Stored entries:
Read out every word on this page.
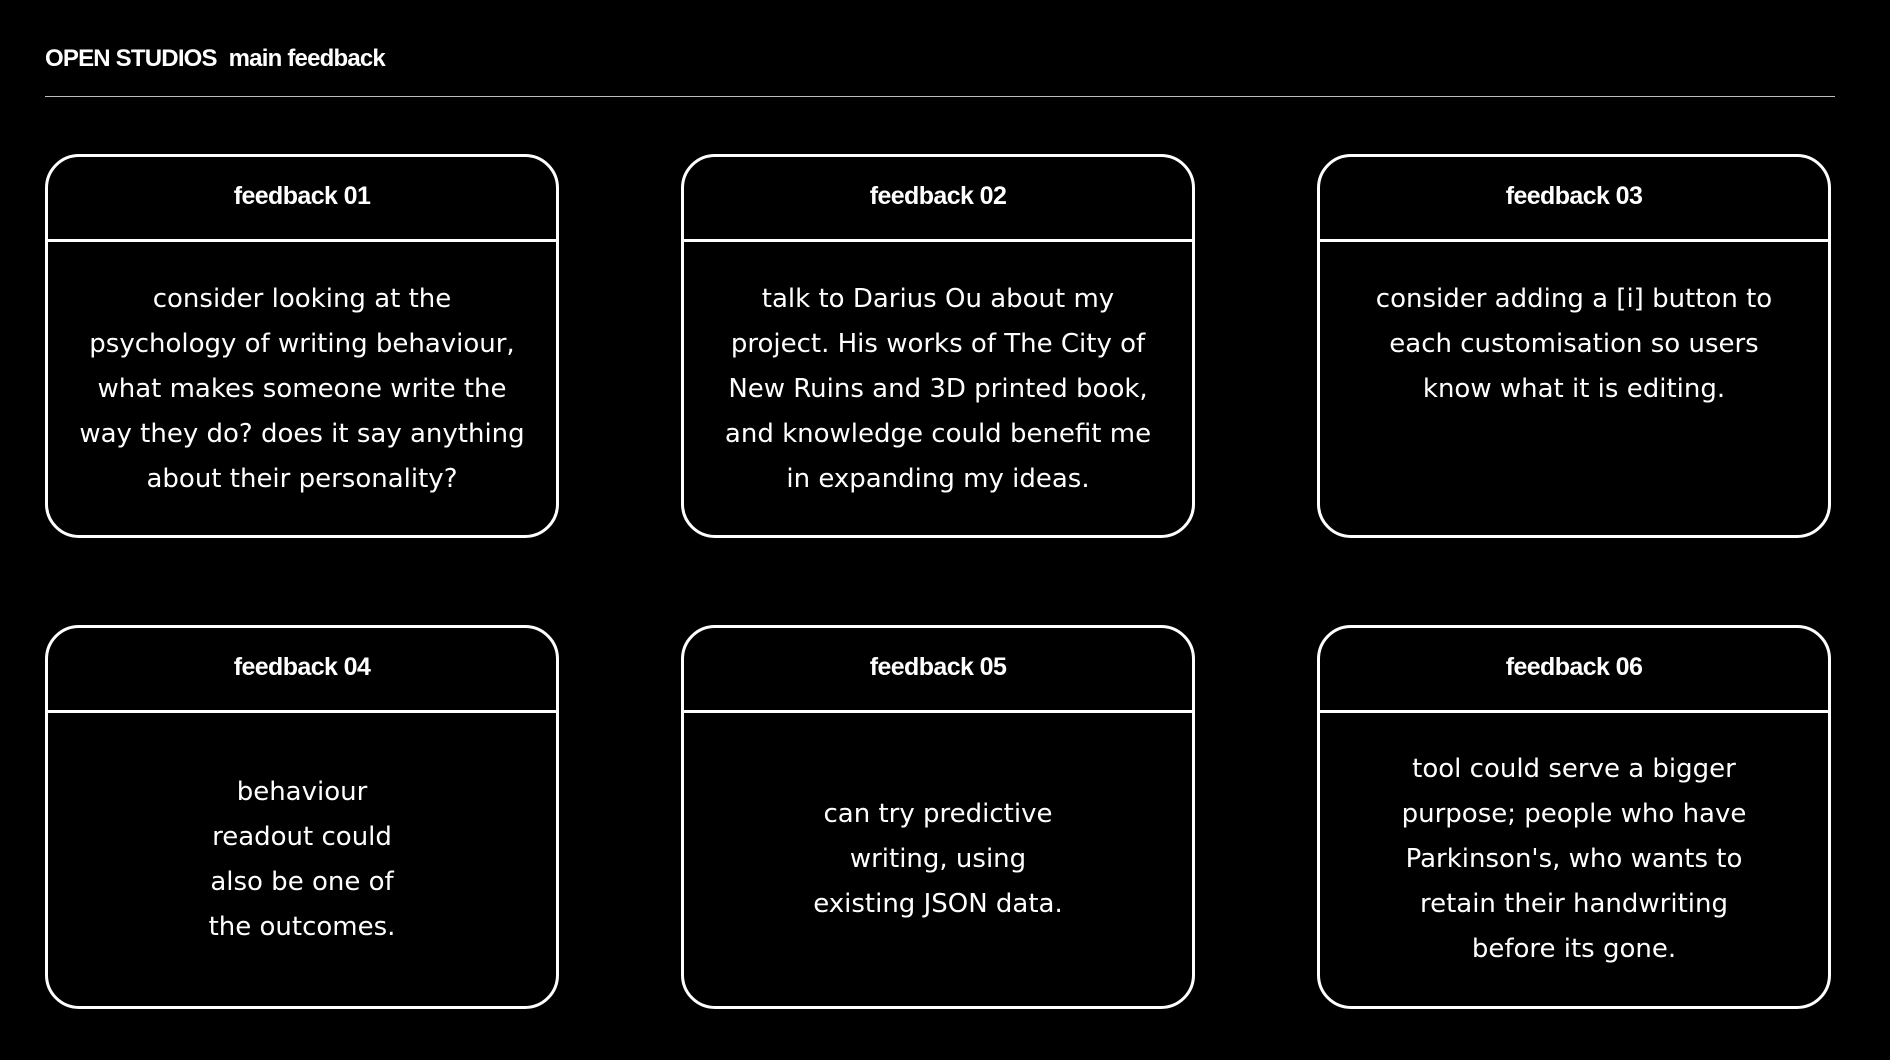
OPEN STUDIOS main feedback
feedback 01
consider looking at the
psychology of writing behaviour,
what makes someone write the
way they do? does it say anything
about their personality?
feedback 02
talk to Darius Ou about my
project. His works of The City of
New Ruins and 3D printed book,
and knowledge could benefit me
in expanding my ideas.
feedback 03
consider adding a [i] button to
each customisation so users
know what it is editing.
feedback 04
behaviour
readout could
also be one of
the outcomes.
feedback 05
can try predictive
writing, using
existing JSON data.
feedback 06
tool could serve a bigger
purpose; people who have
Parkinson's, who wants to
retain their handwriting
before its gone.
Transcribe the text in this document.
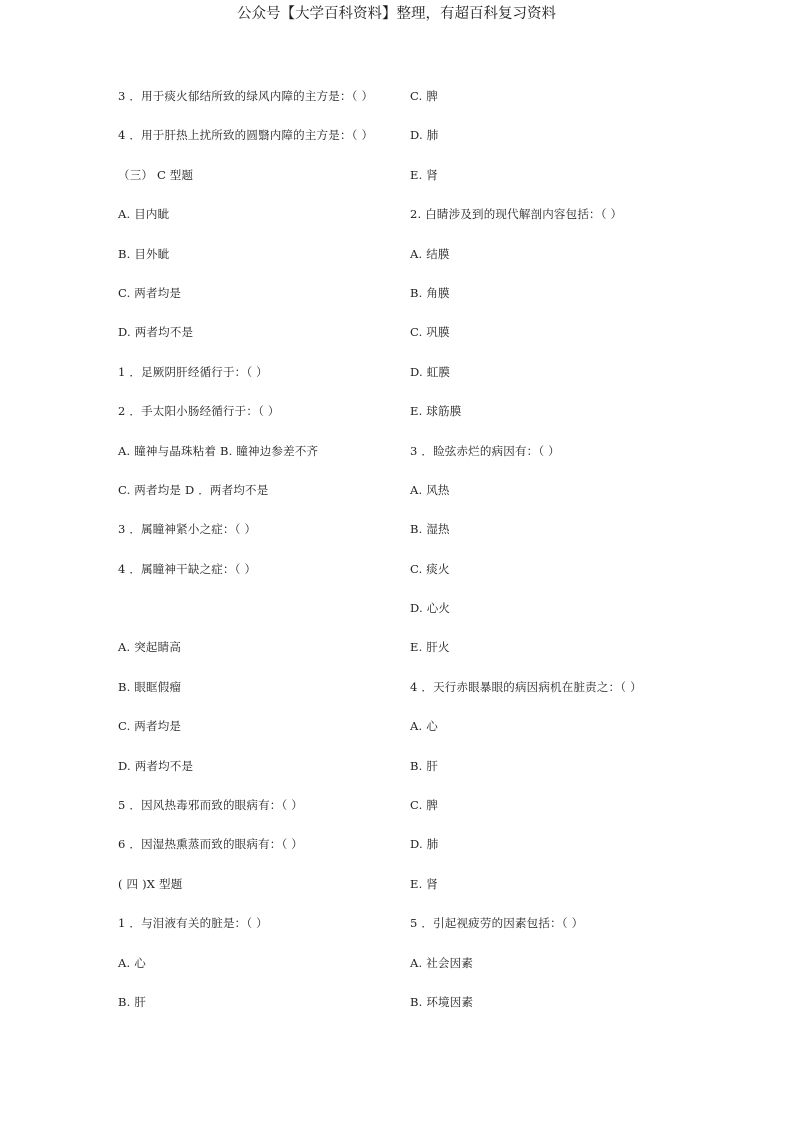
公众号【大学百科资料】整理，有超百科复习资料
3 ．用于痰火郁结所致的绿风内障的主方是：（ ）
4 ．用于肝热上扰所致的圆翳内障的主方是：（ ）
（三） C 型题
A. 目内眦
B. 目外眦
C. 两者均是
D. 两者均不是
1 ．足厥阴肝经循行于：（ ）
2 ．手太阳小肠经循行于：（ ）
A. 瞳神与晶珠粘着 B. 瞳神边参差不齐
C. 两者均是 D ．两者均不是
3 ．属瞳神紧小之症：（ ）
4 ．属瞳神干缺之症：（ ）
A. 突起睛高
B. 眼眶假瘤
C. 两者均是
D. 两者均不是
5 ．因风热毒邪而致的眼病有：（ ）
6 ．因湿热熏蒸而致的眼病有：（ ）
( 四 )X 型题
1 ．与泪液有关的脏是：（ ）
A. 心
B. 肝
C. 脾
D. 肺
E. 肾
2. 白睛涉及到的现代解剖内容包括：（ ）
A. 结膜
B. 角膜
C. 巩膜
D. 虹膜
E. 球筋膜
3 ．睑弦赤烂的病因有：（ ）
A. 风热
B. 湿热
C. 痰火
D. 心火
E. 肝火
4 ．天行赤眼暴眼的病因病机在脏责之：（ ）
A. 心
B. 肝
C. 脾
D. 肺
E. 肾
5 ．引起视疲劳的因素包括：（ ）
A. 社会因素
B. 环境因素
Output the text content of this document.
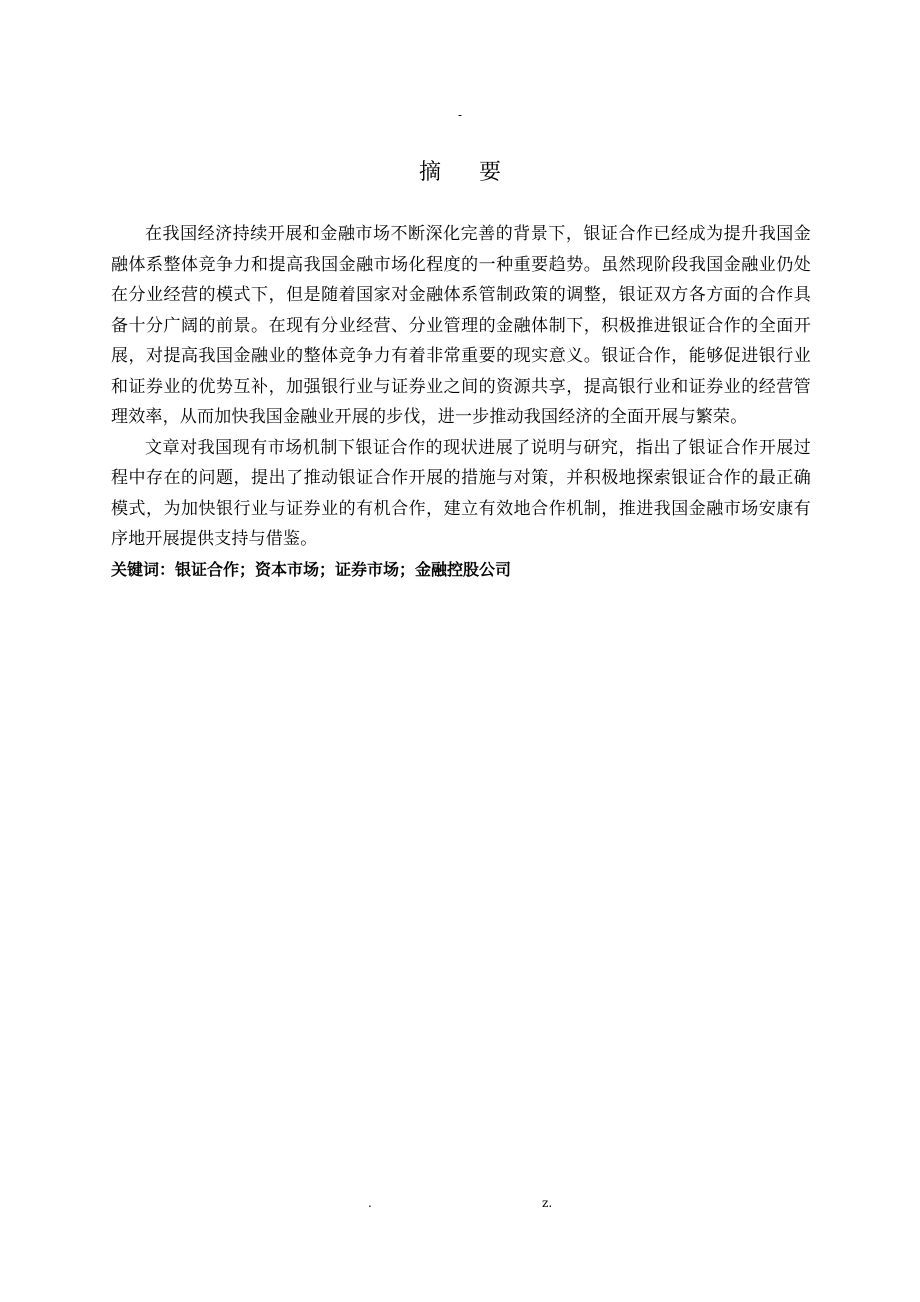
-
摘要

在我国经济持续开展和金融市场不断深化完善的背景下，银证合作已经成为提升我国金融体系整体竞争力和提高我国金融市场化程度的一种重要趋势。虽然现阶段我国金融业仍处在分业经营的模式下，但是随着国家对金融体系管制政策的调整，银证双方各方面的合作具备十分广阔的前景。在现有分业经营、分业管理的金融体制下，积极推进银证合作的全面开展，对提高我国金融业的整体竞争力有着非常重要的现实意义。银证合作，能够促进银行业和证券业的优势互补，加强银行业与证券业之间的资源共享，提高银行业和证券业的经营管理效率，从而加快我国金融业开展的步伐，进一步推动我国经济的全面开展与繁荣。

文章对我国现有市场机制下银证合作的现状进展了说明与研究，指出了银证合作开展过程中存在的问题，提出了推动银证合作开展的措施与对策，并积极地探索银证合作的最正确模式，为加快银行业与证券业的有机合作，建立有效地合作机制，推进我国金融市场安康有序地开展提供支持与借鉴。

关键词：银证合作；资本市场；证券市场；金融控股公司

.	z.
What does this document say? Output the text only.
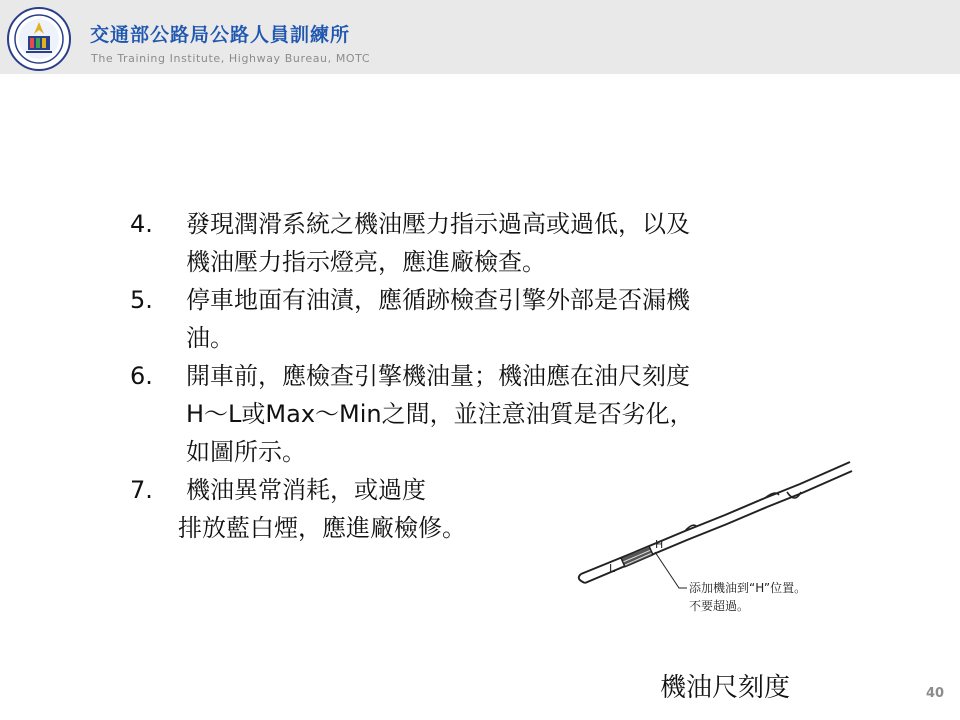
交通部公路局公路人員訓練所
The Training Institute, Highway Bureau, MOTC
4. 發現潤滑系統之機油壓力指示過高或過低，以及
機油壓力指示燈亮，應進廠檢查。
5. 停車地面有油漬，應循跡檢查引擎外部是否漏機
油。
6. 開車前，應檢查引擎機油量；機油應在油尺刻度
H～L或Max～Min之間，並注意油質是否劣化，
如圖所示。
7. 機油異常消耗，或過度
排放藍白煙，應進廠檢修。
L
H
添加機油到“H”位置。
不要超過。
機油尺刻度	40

# EXERCISE PROMPT
Return every line above in which the string "document" occurs.

# RESPONSE
Transcribe the text in this document.
Output the text content of this document.
What does this document say? Output the text only.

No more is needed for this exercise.